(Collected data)
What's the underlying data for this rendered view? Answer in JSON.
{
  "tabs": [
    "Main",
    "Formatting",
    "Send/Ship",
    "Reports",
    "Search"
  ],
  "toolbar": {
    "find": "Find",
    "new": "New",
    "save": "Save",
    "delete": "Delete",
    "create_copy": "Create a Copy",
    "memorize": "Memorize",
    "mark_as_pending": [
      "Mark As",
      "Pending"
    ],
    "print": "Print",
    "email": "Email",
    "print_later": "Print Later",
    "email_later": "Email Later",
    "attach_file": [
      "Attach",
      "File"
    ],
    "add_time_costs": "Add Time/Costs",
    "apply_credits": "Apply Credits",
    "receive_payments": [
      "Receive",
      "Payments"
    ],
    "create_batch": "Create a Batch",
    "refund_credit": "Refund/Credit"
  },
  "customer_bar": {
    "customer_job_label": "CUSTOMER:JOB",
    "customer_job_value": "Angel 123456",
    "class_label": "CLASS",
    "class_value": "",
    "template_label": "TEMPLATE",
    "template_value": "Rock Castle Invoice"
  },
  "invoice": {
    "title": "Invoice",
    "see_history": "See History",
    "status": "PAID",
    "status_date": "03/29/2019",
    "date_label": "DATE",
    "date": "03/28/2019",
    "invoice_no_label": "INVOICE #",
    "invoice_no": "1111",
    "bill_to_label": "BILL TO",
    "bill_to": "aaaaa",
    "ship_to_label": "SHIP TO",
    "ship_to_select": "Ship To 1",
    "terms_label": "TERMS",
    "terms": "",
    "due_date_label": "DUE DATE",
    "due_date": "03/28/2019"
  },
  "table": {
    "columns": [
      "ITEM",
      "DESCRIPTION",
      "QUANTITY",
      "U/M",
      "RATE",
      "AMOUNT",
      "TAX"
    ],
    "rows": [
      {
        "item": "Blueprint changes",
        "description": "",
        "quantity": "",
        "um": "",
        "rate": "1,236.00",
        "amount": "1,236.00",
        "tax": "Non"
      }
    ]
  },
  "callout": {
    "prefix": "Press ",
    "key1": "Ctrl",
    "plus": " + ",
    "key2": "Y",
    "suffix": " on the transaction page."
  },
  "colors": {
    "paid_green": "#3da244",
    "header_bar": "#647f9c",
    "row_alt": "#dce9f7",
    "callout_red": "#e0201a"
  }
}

Goal of the exercise
Write the data out again in full and exactly.

Task output
What's the underlying data for this rendered view? Answer in JSON.
{
  "tabs": [
    "Main",
    "Formatting",
    "Send/Ship",
    "Reports",
    "Search"
  ],
  "toolbar": {
    "find": "Find",
    "new": "New",
    "save": "Save",
    "delete": "Delete",
    "create_copy": "Create a Copy",
    "memorize": "Memorize",
    "mark_as_pending": [
      "Mark As",
      "Pending"
    ],
    "print": "Print",
    "email": "Email",
    "print_later": "Print Later",
    "email_later": "Email Later",
    "attach_file": [
      "Attach",
      "File"
    ],
    "add_time_costs": "Add Time/Costs",
    "apply_credits": "Apply Credits",
    "receive_payments": [
      "Receive",
      "Payments"
    ],
    "create_batch": "Create a Batch",
    "refund_credit": "Refund/Credit"
  },
  "customer_bar": {
    "customer_job_label": "CUSTOMER:JOB",
    "customer_job_value": "Angel 123456",
    "class_label": "CLASS",
    "class_value": "",
    "template_label": "TEMPLATE",
    "template_value": "Rock Castle Invoice"
  },
  "invoice": {
    "title": "Invoice",
    "see_history": "See History",
    "status": "PAID",
    "status_date": "03/29/2019",
    "date_label": "DATE",
    "date": "03/28/2019",
    "invoice_no_label": "INVOICE #",
    "invoice_no": "1111",
    "bill_to_label": "BILL TO",
    "bill_to": "aaaaa",
    "ship_to_label": "SHIP TO",
    "ship_to_select": "Ship To 1",
    "terms_label": "TERMS",
    "terms": "",
    "due_date_label": "DUE DATE",
    "due_date": "03/28/2019"
  },
  "table": {
    "columns": [
      "ITEM",
      "DESCRIPTION",
      "QUANTITY",
      "U/M",
      "RATE",
      "AMOUNT",
      "TAX"
    ],
    "rows": [
      {
        "item": "Blueprint changes",
        "description": "",
        "quantity": "",
        "um": "",
        "rate": "1,236.00",
        "amount": "1,236.00",
        "tax": "Non"
      }
    ]
  },
  "callout": {
    "prefix": "Press ",
    "key1": "Ctrl",
    "plus": " + ",
    "key2": "Y",
    "suffix": " on the transaction page."
  },
  "colors": {
    "paid_green": "#3da244",
    "header_bar": "#647f9c",
    "row_alt": "#dce9f7",
    "callout_red": "#e0201a"
  }
}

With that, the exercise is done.